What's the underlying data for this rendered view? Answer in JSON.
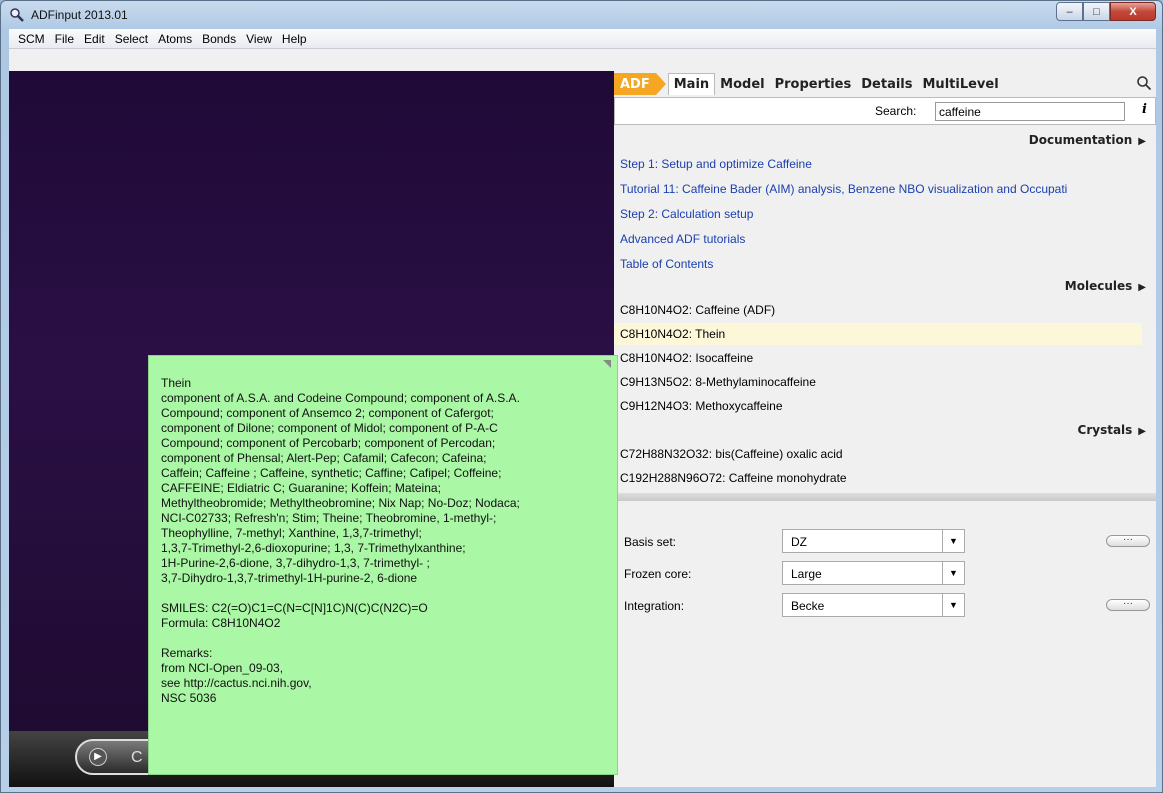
{
  "window": {
    "title": "ADFinput 2013.01",
    "min_label": "–",
    "max_label": "□",
    "close_label": "X"
  },
  "menu": [
    {
      "label": "SCM"
    },
    {
      "label": "File"
    },
    {
      "label": "Edit"
    },
    {
      "label": "Select"
    },
    {
      "label": "Atoms"
    },
    {
      "label": "Bonds"
    },
    {
      "label": "View"
    },
    {
      "label": "Help"
    }
  ],
  "tabs": {
    "adf": "ADF",
    "main": "Main",
    "model": "Model",
    "properties": "Properties",
    "details": "Details",
    "multilevel": "MultiLevel"
  },
  "search": {
    "label": "Search:",
    "value": "caffeine"
  },
  "sections": {
    "documentation": "Documentation",
    "molecules": "Molecules",
    "crystals": "Crystals"
  },
  "documentation_links": [
    "Step 1: Setup and optimize Caffeine",
    "Tutorial 11: Caffeine Bader (AIM) analysis, Benzene NBO visualization and Occupati",
    "Step 2: Calculation setup",
    "Advanced ADF tutorials",
    "Table of Contents"
  ],
  "molecules": [
    "C8H10N4O2: Caffeine (ADF)",
    "C8H10N4O2: Thein",
    "C8H10N4O2: Isocaffeine",
    "C9H13N5O2: 8-Methylaminocaffeine",
    "C9H12N4O3: Methoxycaffeine"
  ],
  "crystals": [
    "C72H88N32O32: bis(Caffeine) oxalic acid",
    "C192H288N96O72: Caffeine monohydrate"
  ],
  "params": {
    "basis_label": "Basis set:",
    "basis_value": "DZ",
    "frozen_label": "Frozen core:",
    "frozen_value": "Large",
    "integration_label": "Integration:",
    "integration_value": "Becke",
    "dots": "···"
  },
  "viewport": {
    "pill_text": "C"
  },
  "tooltip": {
    "text": "Thein\ncomponent of A.S.A. and Codeine Compound; component of A.S.A.\nCompound; component of Ansemco 2; component of Cafergot;\ncomponent of Dilone; component of Midol; component of P-A-C\nCompound; component of Percobarb; component of Percodan;\ncomponent of Phensal; Alert-Pep; Cafamil; Cafecon; Cafeina;\nCaffein; Caffeine ; Caffeine, synthetic; Caffine; Cafipel; Coffeine;\nCAFFEINE; Eldiatric C; Guaranine; Koffein; Mateina;\nMethyltheobromide; Methyltheobromine; Nix Nap; No-Doz; Nodaca;\nNCI-C02733; Refresh'n; Stim; Theine; Theobromine, 1-methyl-;\nTheophylline, 7-methyl; Xanthine, 1,3,7-trimethyl;\n1,3,7-Trimethyl-2,6-dioxopurine; 1,3, 7-Trimethylxanthine;\n1H-Purine-2,6-dione, 3,7-dihydro-1,3, 7-trimethyl- ;\n3,7-Dihydro-1,3,7-trimethyl-1H-purine-2, 6-dione\n\nSMILES:  C2(=O)C1=C(N=C[N]1C)N(C)C(N2C)=O\nFormula:  C8H10N4O2\n\nRemarks:\n              from NCI-Open_09-03,\n              see http://cactus.nci.nih.gov,\n              NSC 5036"
  }
}
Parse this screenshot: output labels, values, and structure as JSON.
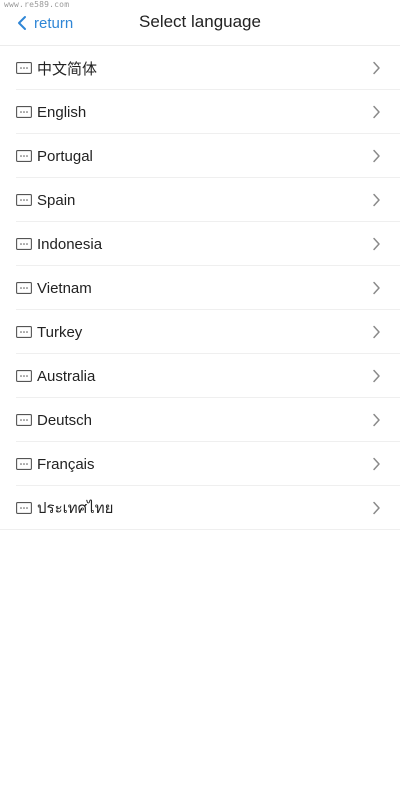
{
  "watermark": "www.re589.com",
  "header": {
    "back_label": "return",
    "title": "Select language"
  },
  "languages": [
    {
      "label": "中文简体"
    },
    {
      "label": "English"
    },
    {
      "label": "Portugal"
    },
    {
      "label": "Spain"
    },
    {
      "label": "Indonesia"
    },
    {
      "label": "Vietnam"
    },
    {
      "label": "Turkey"
    },
    {
      "label": "Australia"
    },
    {
      "label": "Deutsch"
    },
    {
      "label": "Français"
    },
    {
      "label": "ประเทศไทย"
    }
  ],
  "icons": {
    "back": "chevron-left-icon",
    "item": "keyboard-icon",
    "arrow": "chevron-right-icon"
  },
  "colors": {
    "accent": "#2f86d6",
    "text": "#222222",
    "divider": "#efefef"
  }
}
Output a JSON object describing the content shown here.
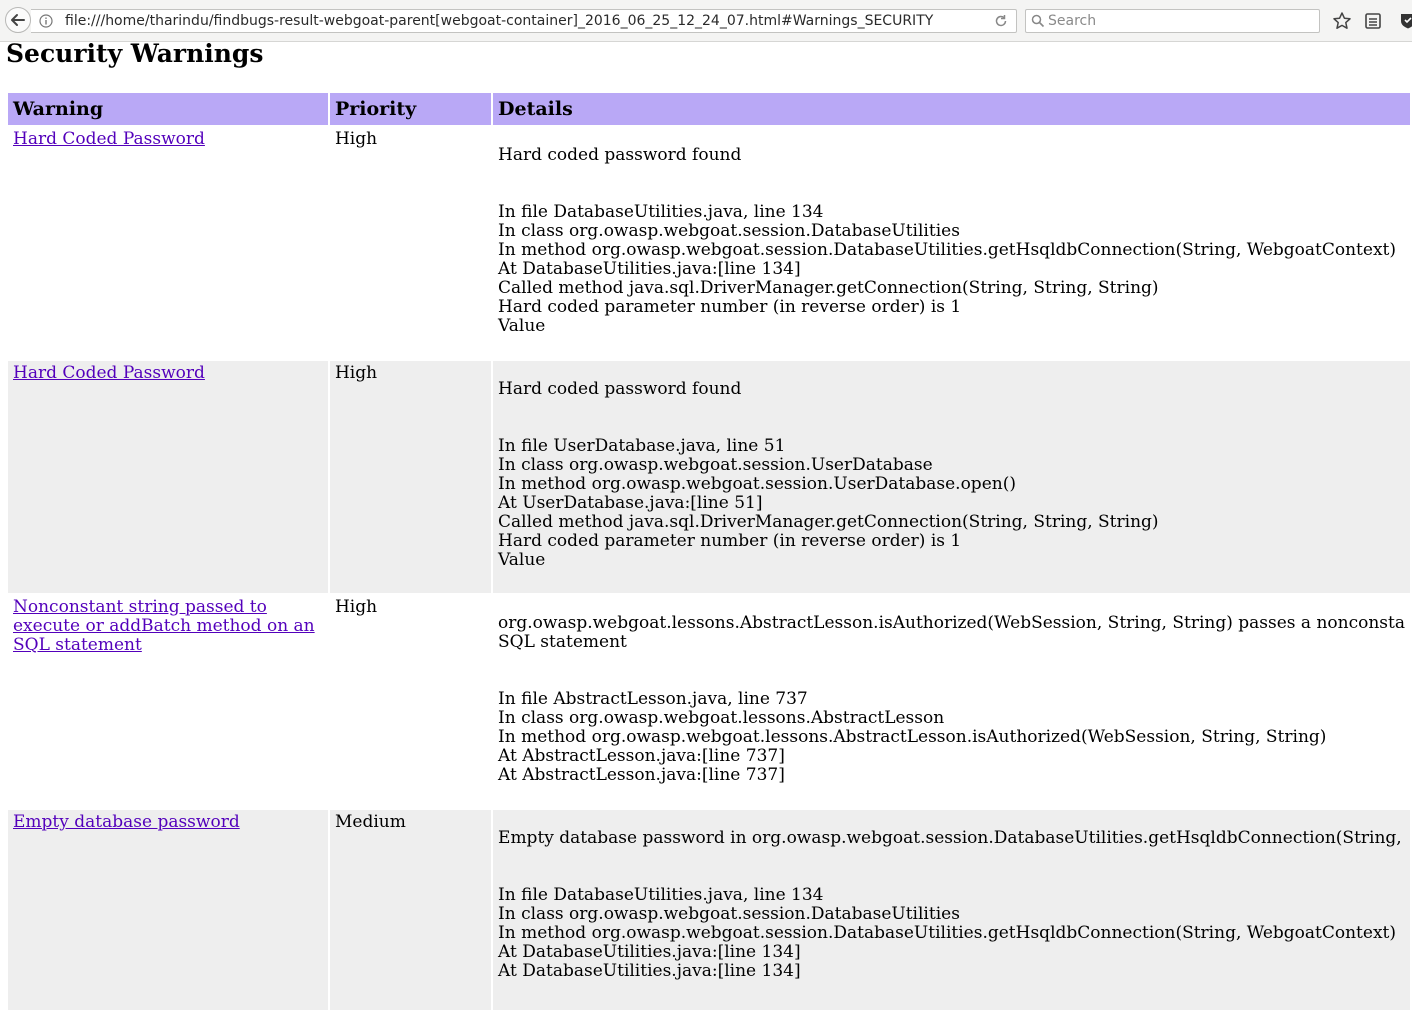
{
  "browser": {
    "url": "file:///home/tharindu/findbugs-result-webgoat-parent[webgoat-container]_2016_06_25_12_24_07.html#Warnings_SECURITY",
    "search_placeholder": "Search",
    "icons": [
      "back-arrow-icon",
      "info-icon",
      "reload-icon",
      "search-icon",
      "star-icon",
      "reading-list-icon",
      "shield-icon"
    ]
  },
  "page": {
    "title": "Security Warnings"
  },
  "table": {
    "headers": [
      "Warning",
      "Priority",
      "Details"
    ],
    "rows": [
      {
        "warning": "Hard Coded Password",
        "priority": "High",
        "summary": "Hard coded password found",
        "lines": [
          "In file DatabaseUtilities.java, line 134",
          "In class org.owasp.webgoat.session.DatabaseUtilities",
          "In method org.owasp.webgoat.session.DatabaseUtilities.getHsqldbConnection(String, WebgoatContext)",
          "At DatabaseUtilities.java:[line 134]",
          "Called method java.sql.DriverManager.getConnection(String, String, String)",
          "Hard coded parameter number (in reverse order) is 1",
          "Value"
        ]
      },
      {
        "warning": "Hard Coded Password",
        "priority": "High",
        "summary": "Hard coded password found",
        "lines": [
          "In file UserDatabase.java, line 51",
          "In class org.owasp.webgoat.session.UserDatabase",
          "In method org.owasp.webgoat.session.UserDatabase.open()",
          "At UserDatabase.java:[line 51]",
          "Called method java.sql.DriverManager.getConnection(String, String, String)",
          "Hard coded parameter number (in reverse order) is 1",
          "Value"
        ]
      },
      {
        "warning": "Nonconstant string passed to execute or addBatch method on an SQL statement",
        "priority": "High",
        "summary": "org.owasp.webgoat.lessons.AbstractLesson.isAuthorized(WebSession, String, String) passes a nonconsta",
        "summary2": "SQL statement",
        "lines": [
          "In file AbstractLesson.java, line 737",
          "In class org.owasp.webgoat.lessons.AbstractLesson",
          "In method org.owasp.webgoat.lessons.AbstractLesson.isAuthorized(WebSession, String, String)",
          "At AbstractLesson.java:[line 737]",
          "At AbstractLesson.java:[line 737]"
        ]
      },
      {
        "warning": "Empty database password",
        "priority": "Medium",
        "summary": "Empty database password in org.owasp.webgoat.session.DatabaseUtilities.getHsqldbConnection(String,",
        "lines": [
          "In file DatabaseUtilities.java, line 134",
          "In class org.owasp.webgoat.session.DatabaseUtilities",
          "In method org.owasp.webgoat.session.DatabaseUtilities.getHsqldbConnection(String, WebgoatContext)",
          "At DatabaseUtilities.java:[line 134]",
          "At DatabaseUtilities.java:[line 134]"
        ]
      }
    ]
  }
}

_____

WHAT IS REQUIRED -
Using the listing above, show each line holding the string "arrow".

COMPLETE ANSWER -
    "arrow": "chevron-right-icon"
      "back-arrow-icon",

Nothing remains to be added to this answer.